I understood that she was telling me that she didn’t want to talk about her illness, that she needed a vacation from the land of the sick. So we talked about the office, falling into the comforting culture of complaint shared by all employees. We told each other stories about all the bosses and their foibles, the things that they were constantly doing wrong. It was familiar. It was soothing.
The waiter came back a little too quickly, but he said “Bisque aux morilles!” with such conviction that when he set the bowl before me, I looked hopefully down into its depths. It was thick and creamy, and it gave off puffs of steam. I dipped my spoon below the surface and raised it to my mouth.
I took a taste. And then another. Still unable to believe it, I took one more. “What?” asked Carol.
It was a bowl of pure hot cream. A drop of cooking sherry might lurk somewhere in its depths, but that was all. There was not even a whisper of mushroom. Not a hint.
“You look like a cat touching a mirror,” said Carol, watching me. “You know the way they look at themselves and then reach out a paw as if they can’t believe it’s glass and not another cat? That’s how you look.” She picked up her spoon and filled it with consommé. A quizzical look crossed her face. She took another taste. “I guess,” she said at last, “that I must look the same.”
With each new course the meal became more comical. The lobster was a scrawny thing, and it had been a long time since he had walked around a refrigerator or anything else. The desiccated meat was drenched in a gritty sauce made of flour and milk, with a bit of dill and a lot of cooking sherry. My liver was tough stuff that tasted like . . . cooking sherry.
“This is the worst food I’ve ever been served in a restaurant!” said Carol. “If you weren’t here, I’d be positive that the chemo had robbed me of the ability to taste. Imagine being someone without a lot of money who’s saved up for the most romantic restaurant in town . . .”
Or, I was thinking, imagine another scenario. Imagine being a restaurant critic with a sick friend who can only enjoy food a few days out of every month. You could have taken her to any restaurant in town, but oh no, you had to bring her here.
“You have to do something,” said Carol.
“Don’t worry,” I said, “I will.”
The shrieking of the tweed woman’s voice kept echoing in my head as I sat at my computer, writing notes about the tasteless food. I tried to imagine what could make someone behave that way. And then, just like that, I made up a life for her. She had married young, and the guy had turned out to be an abusive jerk. She had stuck it out for—how many years—five, six?—and then finally left him. No children. And now she settled for a little life, all alone, living on the edges of other people’s happiness, hugging her hatred close to keep her warm.

- [Items listed in a dataset]

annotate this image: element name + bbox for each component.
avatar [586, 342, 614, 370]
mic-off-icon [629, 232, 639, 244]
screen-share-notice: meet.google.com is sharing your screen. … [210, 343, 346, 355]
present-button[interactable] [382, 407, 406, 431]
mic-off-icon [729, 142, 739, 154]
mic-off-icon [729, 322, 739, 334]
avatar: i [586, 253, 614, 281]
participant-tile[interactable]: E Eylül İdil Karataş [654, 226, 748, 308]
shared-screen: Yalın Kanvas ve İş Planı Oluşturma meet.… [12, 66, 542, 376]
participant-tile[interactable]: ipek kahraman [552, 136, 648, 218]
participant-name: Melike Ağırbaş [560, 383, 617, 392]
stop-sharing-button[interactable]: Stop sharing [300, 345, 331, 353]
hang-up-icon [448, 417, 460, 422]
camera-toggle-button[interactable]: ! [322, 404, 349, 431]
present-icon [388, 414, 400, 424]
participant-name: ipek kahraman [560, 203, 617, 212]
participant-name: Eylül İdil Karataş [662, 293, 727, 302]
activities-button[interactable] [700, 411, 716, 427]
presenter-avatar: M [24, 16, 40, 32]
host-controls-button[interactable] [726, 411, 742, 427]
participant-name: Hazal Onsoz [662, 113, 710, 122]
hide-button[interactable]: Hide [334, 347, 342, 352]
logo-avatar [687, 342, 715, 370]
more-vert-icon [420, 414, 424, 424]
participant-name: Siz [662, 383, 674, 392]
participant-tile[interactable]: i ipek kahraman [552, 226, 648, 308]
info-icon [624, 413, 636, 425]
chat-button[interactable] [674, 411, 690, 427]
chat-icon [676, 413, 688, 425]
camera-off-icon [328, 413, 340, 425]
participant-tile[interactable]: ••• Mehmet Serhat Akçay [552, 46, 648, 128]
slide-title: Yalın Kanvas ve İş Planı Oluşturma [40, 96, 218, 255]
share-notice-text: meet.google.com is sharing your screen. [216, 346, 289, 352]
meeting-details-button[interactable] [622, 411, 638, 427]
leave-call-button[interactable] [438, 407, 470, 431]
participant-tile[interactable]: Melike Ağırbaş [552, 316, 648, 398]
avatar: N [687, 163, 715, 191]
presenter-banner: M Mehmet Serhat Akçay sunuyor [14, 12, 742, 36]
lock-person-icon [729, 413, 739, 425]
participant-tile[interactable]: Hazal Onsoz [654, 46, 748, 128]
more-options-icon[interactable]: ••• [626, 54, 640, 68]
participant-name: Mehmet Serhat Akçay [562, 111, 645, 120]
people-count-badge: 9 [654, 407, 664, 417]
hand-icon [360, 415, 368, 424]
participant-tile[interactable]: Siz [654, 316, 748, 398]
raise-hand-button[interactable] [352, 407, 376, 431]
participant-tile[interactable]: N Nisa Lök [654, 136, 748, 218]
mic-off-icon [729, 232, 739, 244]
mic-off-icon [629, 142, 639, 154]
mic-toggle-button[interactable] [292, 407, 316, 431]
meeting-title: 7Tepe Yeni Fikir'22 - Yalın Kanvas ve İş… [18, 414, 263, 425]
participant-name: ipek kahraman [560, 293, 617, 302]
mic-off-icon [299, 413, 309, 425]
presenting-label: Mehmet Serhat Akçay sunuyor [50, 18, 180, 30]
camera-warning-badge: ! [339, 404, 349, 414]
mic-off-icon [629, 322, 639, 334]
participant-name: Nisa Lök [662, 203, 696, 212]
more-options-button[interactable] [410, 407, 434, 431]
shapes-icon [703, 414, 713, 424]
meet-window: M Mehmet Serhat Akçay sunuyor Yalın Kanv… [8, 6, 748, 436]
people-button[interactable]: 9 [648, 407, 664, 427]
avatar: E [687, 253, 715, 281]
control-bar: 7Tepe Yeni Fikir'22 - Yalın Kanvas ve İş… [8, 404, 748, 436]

- [Complete the following]
(A) Answer from the restaurant passage:
(i) What dish did the waiter announce as he set down the bowl?
(ii) What animal did Carol say the narrator looked like?
(iii) What did the narrator's liver taste like?
(B) Proceed with the restaurant passage, picking up after its final sentence.
The items have no connection to the restaurant passage.

- [Per-task answers]
(A)
(i) "Bisque aux morilles"
(ii) A cat touching a mirror
(iii) Cooking sherry

(B)
I gave her a name—Emily—and an address in that sad, shapeless neighborhood around the restaurant. It was shabby respectable, and when people asked where she lived, Emily exaggerated and said, “On the Upper East Side,” with an air she hoped conjured up a Park Avenue duplex. She walked to work. When she took a taxi—which was rare—she tipped ten cents. She ate the same thing every day—what would it be? A four-minute egg, a liverwurst sandwich? At night she went home, made herself a pot of tea, hung her clothes carefully in the closet, and spent the evening watching television. She had trouble sle
eping. She worried about her weight. She was anxious about the rest of her life. And given the chance, she entertained herself by humiliating the less fortunate.
How would she like eating in her own restaurant, I wondered. And then I saw that I was going to find out.
Michael was away that week, investigating an underground group that preyed on children. The disturbing story about pedophilia made me want to spend every possible second with Nicky, so on Saturday I took him and two friends to the science museum in New Jersey. As we drove I listened to them talking in the backseat, soothed by their chatter. They were discussing the existence of God and the shape of the universe.
They wanted to go through the tunnel of absolute darkness, but once we were inside, on our knees, groping our way through the pitch black, they grew terrified and clung to me. We inched blindly forward, gasping and laughing, and I just let myself be, enjoying the moment. Afterward we played virtual basketball, which was surprisingly difficult. But to this group of eight-year-olds, the most fascinating exhibit was the physics demonstration, which made science a wonderful game. The explainer blew up a small rubber balloon, squeezed it into a can of liquid nitrogen, and hurled the solid, frozen object toward the boys. They squealed and scrambled as it fell to the floor, shattering into smithereens.
Nicky’s friend Matthew picked up one of the icy shards. “Ruth,” he said, “couldn’t you cook with that nitrogen stuff?”
“What would you make?” I asked.
“Ice cream!” all three boys shouted simultaneously.
“Interesting idea,” I said. “Let’s do a little research when we get home.”
And that is how I came to discover Mrs. Agnes B. Marshall, an English food writer who had suggested using liquid gas to make ice cream in 1901. “Gee,” said Nicky as we read about the contraption that Mrs. Marshall had invented, “cooking can be very interesting.”
“You bet it can,” I said, ruffling his hair. “Why don’t we bake a cake?”
“Vanilla cake!” he shouted. “Let’s make vanilla cake.”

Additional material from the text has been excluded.